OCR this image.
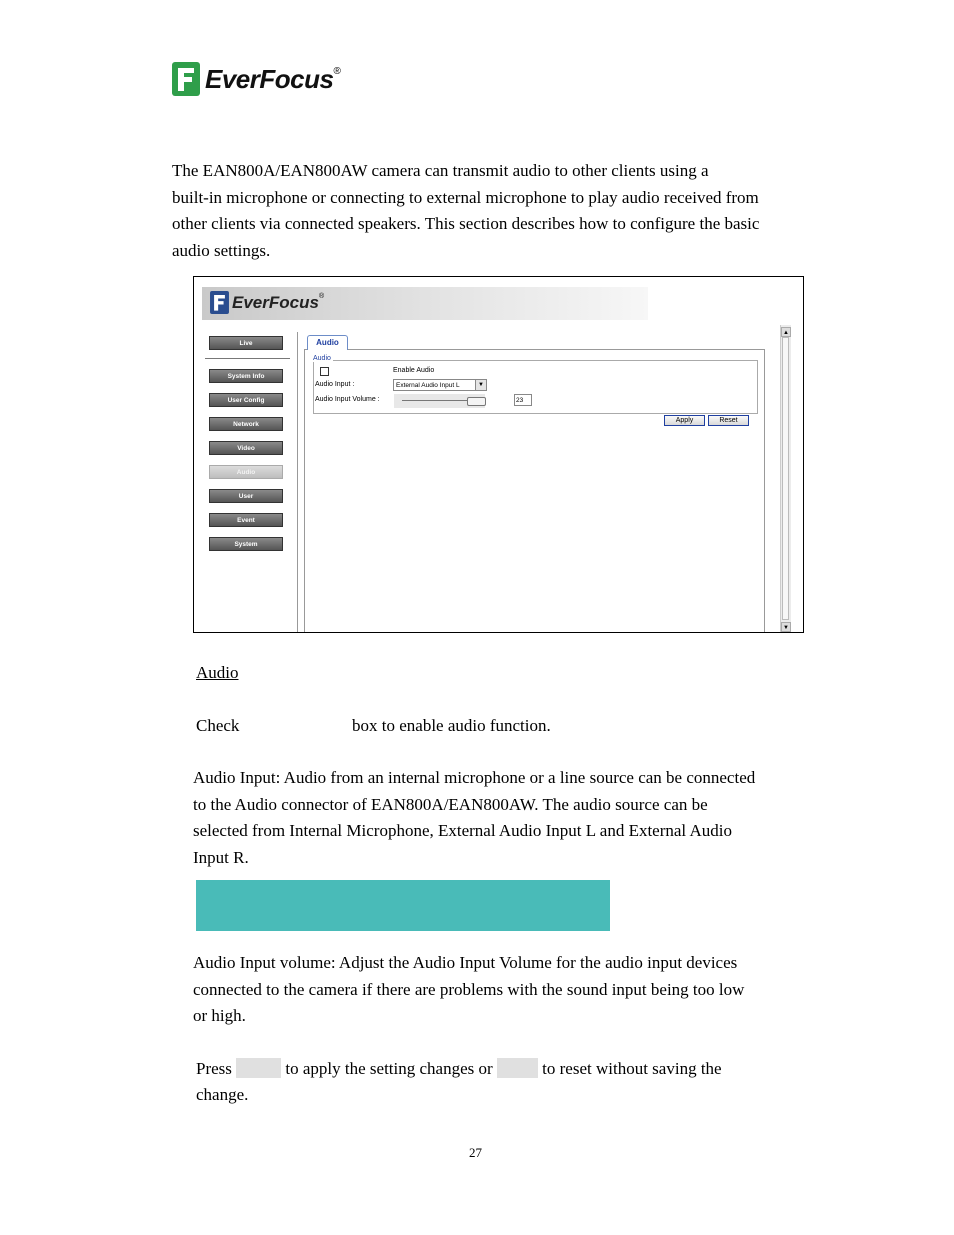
EverFocus ®
The EAN800A/EAN800AW camera can transmit audio to other clients using a
built-in microphone or connecting to external microphone to play audio received from
other clients via connected speakers. This section describes how to configure the basic
audio settings.
EverFocus ®
Live
System Info
User Config
Network
Video
Audio
User
Event
System
Audio
Audio
Enable Audio
Audio Input :	External Audio Input L	▼
Audio Input Volume :	23
Apply	Reset
▲
▼
Audio
Check	box to enable audio function.
Audio Input: Audio from an internal microphone or a line source can be connected
to the Audio connector of EAN800A/EAN800AW. The audio source can be
selected from Internal Microphone, External Audio Input L and External Audio
Input R.
Audio Input volume: Adjust the Audio Input Volume for the audio input devices
connected to the camera if there are problems with the sound input being too low
or high.
Press	to apply the setting changes or	to reset without saving the
change.
27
********
→ **Directive**: Print each of the records above exactly as written, leaving no picture in the copy.

→ **The answer**:
OCR this image.
EverFocus ®
The EAN800A/EAN800AW camera can transmit audio to other clients using a
built-in microphone or connecting to external microphone to play audio received from
other clients via connected speakers. This section describes how to configure the basic
audio settings.
EverFocus ®
Live
System Info
User Config
Network
Video
Audio
User
Event
System
Audio
Audio
Enable Audio
Audio Input :	External Audio Input L	▼
Audio Input Volume :	23
Apply	Reset
▲
▼
Audio
Check	box to enable audio function.
Audio Input: Audio from an internal microphone or a line source can be connected
to the Audio connector of EAN800A/EAN800AW. The audio source can be
selected from Internal Microphone, External Audio Input L and External Audio
Input R.
Audio Input volume: Adjust the Audio Input Volume for the audio input devices
connected to the camera if there are problems with the sound input being too low
or high.
Press	to apply the setting changes or	to reset without saving the
change.
27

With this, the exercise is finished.